## Given task
Take the material below and retype it in full; pictures are left out.

* begin *

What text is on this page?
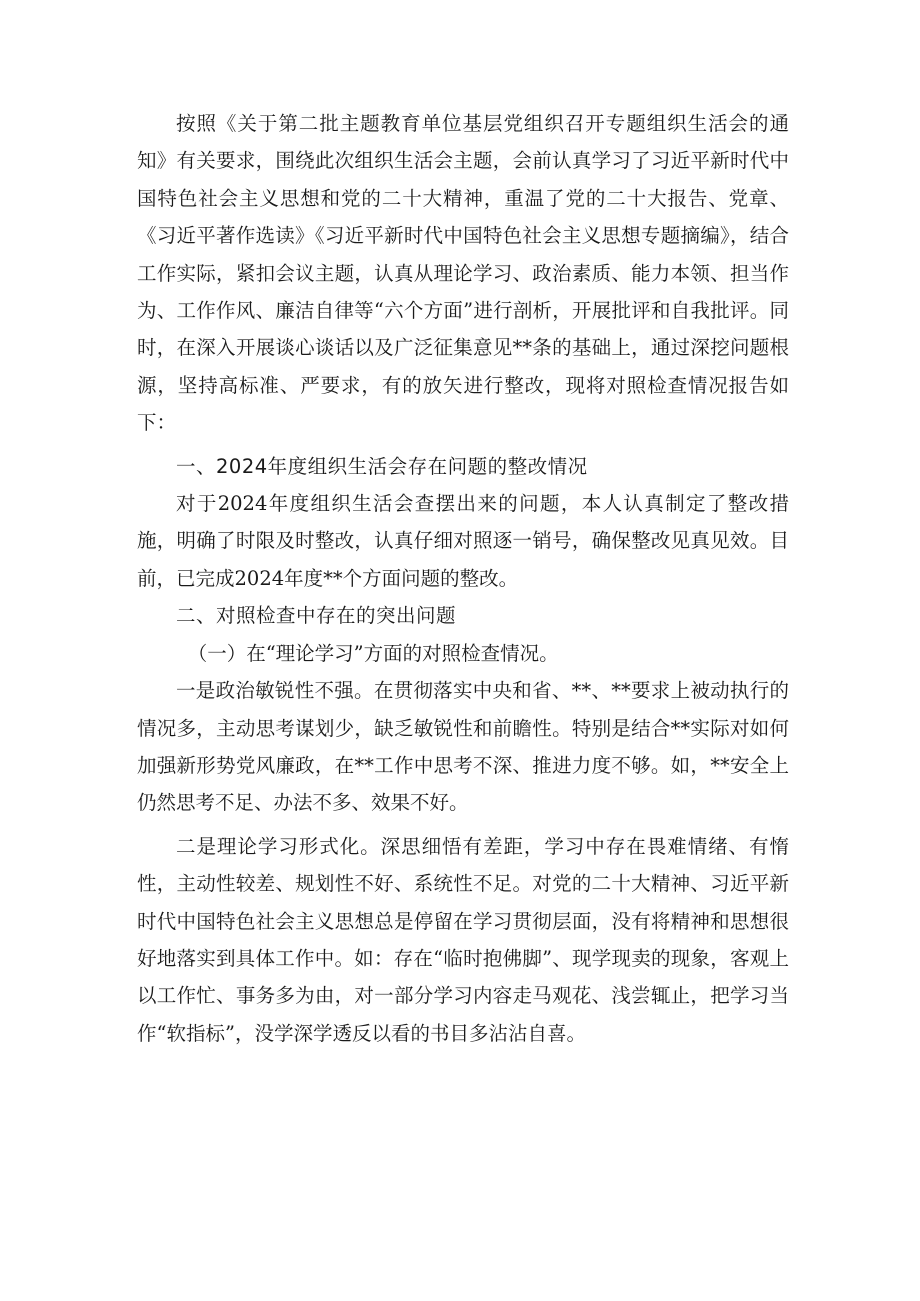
按照《关于第二批主题教育单位基层党组织召开专题组织生活会的通知》有关要求，围绕此次组织生活会主题，会前认真学习了习近平新时代中国特色社会主义思想和党的二十大精神，重温了党的二十大报告、党章、《习近平著作选读》《习近平新时代中国特色社会主义思想专题摘编》，结合工作实际，紧扣会议主题，认真从理论学习、政治素质、能力本领、担当作为、工作作风、廉洁自律等“六个方面”进行剖析，开展批评和自我批评。同时，在深入开展谈心谈话以及广泛征集意见**条的基础上，通过深挖问题根源，坚持高标准、严要求，有的放矢进行整改，现将对照检查情况报告如下：

一、2024年度组织生活会存在问题的整改情况

对于2024年度组织生活会查摆出来的问题，本人认真制定了整改措施，明确了时限及时整改，认真仔细对照逐一销号，确保整改见真见效。目前，已完成2024年度**个方面问题的整改。

二、对照检查中存在的突出问题
（一）在“理论学习”方面的对照检查情况。

一是政治敏锐性不强。在贯彻落实中央和省、**、**要求上被动执行的情况多，主动思考谋划少，缺乏敏锐性和前瞻性。特别是结合**实际对如何加强新形势党风廉政，在**工作中思考不深、推进力度不够。如，**安全上仍然思考不足、办法不多、效果不好。

二是理论学习形式化。深思细悟有差距，学习中存在畏难情绪、有惰性，主动性较差、规划性不好、系统性不足。对党的二十大精神、习近平新时代中国特色社会主义思想总是停留在学习贯彻层面，没有将精神和思想很好地落实到具体工作中。如：存在“临时抱佛脚”、现学现卖的现象，客观上以工作忙、事务多为由，对一部分学习内容走马观花、浅尝辄止，把学习当作“软指标”，没学深学透反以看的书目多沾沾自喜。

* end *

## Reply
What text is on this page?
按照《关于第二批主题教育单位基层党组织召开专题组织生活会的通知》有关要求，围绕此次组织生活会主题，会前认真学习了习近平新时代中国特色社会主义思想和党的二十大精神，重温了党的二十大报告、党章、《习近平著作选读》《习近平新时代中国特色社会主义思想专题摘编》，结合工作实际，紧扣会议主题，认真从理论学习、政治素质、能力本领、担当作为、工作作风、廉洁自律等“六个方面”进行剖析，开展批评和自我批评。同时，在深入开展谈心谈话以及广泛征集意见**条的基础上，通过深挖问题根源，坚持高标准、严要求，有的放矢进行整改，现将对照检查情况报告如下：

一、2024年度组织生活会存在问题的整改情况

对于2024年度组织生活会查摆出来的问题，本人认真制定了整改措施，明确了时限及时整改，认真仔细对照逐一销号，确保整改见真见效。目前，已完成2024年度**个方面问题的整改。

二、对照检查中存在的突出问题
（一）在“理论学习”方面的对照检查情况。

一是政治敏锐性不强。在贯彻落实中央和省、**、**要求上被动执行的情况多，主动思考谋划少，缺乏敏锐性和前瞻性。特别是结合**实际对如何加强新形势党风廉政，在**工作中思考不深、推进力度不够。如，**安全上仍然思考不足、办法不多、效果不好。

二是理论学习形式化。深思细悟有差距，学习中存在畏难情绪、有惰性，主动性较差、规划性不好、系统性不足。对党的二十大精神、习近平新时代中国特色社会主义思想总是停留在学习贯彻层面，没有将精神和思想很好地落实到具体工作中。如：存在“临时抱佛脚”、现学现卖的现象，客观上以工作忙、事务多为由，对一部分学习内容走马观花、浅尝辄止，把学习当作“软指标”，没学深学透反以看的书目多沾沾自喜。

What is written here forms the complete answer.